== GIVEN TASK ==
Look for the string "color" and copy every line that has it.

== DATA IN THIS EXERCISE ==
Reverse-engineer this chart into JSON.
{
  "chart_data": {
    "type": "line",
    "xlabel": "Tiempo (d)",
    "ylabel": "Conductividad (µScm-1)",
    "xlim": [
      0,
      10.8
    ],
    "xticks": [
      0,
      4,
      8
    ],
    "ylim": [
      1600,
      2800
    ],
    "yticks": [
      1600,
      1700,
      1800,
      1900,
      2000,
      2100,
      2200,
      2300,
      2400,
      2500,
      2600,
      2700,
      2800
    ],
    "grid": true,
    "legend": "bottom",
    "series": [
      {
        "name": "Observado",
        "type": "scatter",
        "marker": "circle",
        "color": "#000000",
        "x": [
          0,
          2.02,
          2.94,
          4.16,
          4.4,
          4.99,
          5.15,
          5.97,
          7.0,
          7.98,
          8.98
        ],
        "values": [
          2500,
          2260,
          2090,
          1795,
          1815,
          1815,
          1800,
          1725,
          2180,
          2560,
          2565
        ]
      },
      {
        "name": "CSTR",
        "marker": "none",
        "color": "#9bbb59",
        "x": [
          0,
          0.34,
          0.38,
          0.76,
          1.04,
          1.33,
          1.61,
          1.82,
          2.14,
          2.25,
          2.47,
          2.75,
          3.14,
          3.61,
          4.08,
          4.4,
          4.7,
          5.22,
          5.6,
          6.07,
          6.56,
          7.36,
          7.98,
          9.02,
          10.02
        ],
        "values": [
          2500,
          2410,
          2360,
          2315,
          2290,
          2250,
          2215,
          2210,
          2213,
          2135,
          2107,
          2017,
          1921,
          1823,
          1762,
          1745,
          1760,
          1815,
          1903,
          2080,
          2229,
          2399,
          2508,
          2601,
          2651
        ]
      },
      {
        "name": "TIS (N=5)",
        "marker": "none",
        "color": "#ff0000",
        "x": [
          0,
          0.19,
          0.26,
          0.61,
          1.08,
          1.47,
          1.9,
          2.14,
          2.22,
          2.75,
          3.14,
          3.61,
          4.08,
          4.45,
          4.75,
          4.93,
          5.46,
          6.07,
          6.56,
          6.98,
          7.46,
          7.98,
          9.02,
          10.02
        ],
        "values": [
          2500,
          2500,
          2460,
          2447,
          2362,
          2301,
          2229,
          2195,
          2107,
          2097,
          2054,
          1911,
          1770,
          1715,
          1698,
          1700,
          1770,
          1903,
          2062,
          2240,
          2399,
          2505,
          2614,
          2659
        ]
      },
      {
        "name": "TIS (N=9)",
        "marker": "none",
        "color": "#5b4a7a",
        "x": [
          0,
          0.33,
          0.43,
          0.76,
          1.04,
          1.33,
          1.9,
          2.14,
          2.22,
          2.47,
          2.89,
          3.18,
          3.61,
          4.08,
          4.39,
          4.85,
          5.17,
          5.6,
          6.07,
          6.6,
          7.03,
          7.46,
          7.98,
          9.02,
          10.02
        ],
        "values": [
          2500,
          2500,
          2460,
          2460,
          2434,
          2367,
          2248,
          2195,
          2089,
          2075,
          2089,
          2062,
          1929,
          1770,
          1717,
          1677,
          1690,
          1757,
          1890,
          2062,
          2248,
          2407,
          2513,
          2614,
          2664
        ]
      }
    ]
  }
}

== FULL RESPONSE ==
        "color": "#000000",
        "color": "#9bbb59",
        "color": "#ff0000",
        "color": "#5b4a7a",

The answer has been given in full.